▶ PROBLEM TO SOLVE
Copy the entries from the first line through the line containing "473, 196, 493]", renaming "top-border" to "upper-edge" and leaving everything else unchanged.

▶ Dataset rows
━━━━━━━━━━━━━━━━

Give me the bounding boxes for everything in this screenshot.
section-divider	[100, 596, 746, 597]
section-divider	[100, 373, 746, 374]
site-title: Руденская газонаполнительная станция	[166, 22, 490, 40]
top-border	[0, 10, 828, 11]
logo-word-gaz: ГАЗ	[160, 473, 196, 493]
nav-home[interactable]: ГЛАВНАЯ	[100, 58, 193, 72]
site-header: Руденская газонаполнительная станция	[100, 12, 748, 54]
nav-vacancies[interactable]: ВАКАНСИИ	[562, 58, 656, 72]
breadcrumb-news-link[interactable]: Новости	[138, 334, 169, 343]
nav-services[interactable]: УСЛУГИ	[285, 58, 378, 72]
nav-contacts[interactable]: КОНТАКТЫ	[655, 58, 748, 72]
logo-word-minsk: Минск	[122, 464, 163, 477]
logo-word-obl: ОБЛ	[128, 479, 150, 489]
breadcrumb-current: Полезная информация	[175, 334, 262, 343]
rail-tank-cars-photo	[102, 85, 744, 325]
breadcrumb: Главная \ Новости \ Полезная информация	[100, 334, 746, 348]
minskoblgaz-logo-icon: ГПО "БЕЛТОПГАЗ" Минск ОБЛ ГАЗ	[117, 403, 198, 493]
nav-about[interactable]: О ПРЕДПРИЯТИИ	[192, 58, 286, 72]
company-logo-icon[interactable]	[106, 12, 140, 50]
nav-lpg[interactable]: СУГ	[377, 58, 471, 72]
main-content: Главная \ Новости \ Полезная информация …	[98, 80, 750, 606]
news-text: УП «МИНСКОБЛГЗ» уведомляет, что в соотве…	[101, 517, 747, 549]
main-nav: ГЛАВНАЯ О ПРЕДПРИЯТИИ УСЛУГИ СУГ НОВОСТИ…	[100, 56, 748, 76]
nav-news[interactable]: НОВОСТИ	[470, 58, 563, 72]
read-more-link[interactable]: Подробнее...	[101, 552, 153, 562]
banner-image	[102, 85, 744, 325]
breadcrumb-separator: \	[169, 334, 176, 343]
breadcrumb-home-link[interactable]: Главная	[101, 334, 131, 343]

━━━━━━━━━━━━━━━━

▶ THE RESULT
Give me the bounding boxes for everything in this screenshot.
section-divider	[100, 596, 746, 597]
section-divider	[100, 373, 746, 374]
site-title: Руденская газонаполнительная станция	[166, 22, 490, 40]
upper-edge	[0, 10, 828, 11]
logo-word-gaz: ГАЗ	[160, 473, 196, 493]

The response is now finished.